■ **Exercise**: Copy out the whole listing exactly as written, leaving the pictures behind.

******************************

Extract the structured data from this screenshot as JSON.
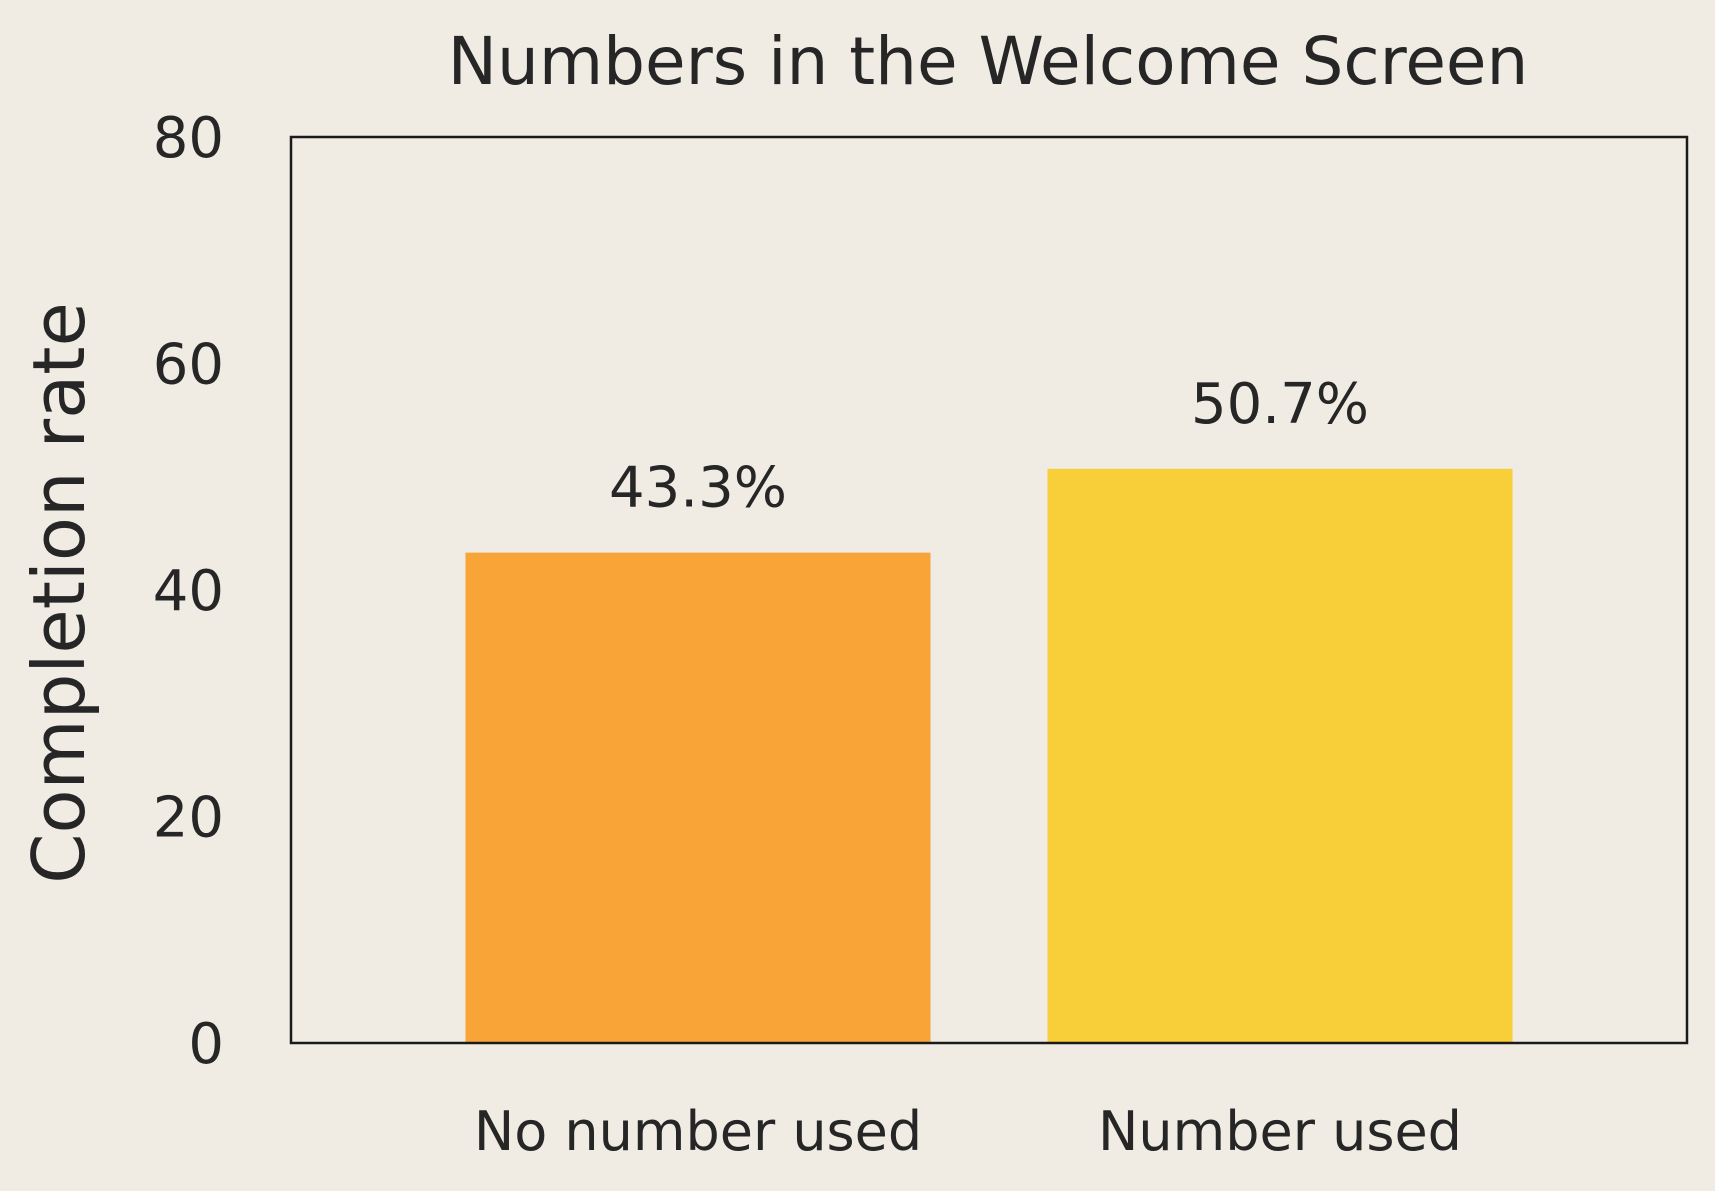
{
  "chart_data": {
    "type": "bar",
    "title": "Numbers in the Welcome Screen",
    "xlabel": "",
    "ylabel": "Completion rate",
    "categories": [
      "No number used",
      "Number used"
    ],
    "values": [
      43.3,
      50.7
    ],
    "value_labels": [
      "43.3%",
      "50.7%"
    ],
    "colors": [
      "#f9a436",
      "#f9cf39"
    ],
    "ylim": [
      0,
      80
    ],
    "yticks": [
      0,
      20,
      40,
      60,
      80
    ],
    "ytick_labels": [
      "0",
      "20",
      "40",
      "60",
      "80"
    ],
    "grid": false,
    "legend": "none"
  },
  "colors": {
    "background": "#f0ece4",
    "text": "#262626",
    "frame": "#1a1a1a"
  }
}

******************************

■ **Written solution**:
Extract the structured data from this screenshot as JSON.
{
  "chart_data": {
    "type": "bar",
    "title": "Numbers in the Welcome Screen",
    "xlabel": "",
    "ylabel": "Completion rate",
    "categories": [
      "No number used",
      "Number used"
    ],
    "values": [
      43.3,
      50.7
    ],
    "value_labels": [
      "43.3%",
      "50.7%"
    ],
    "colors": [
      "#f9a436",
      "#f9cf39"
    ],
    "ylim": [
      0,
      80
    ],
    "yticks": [
      0,
      20,
      40,
      60,
      80
    ],
    "ytick_labels": [
      "0",
      "20",
      "40",
      "60",
      "80"
    ],
    "grid": false,
    "legend": "none"
  },
  "colors": {
    "background": "#f0ece4",
    "text": "#262626",
    "frame": "#1a1a1a"
  }
}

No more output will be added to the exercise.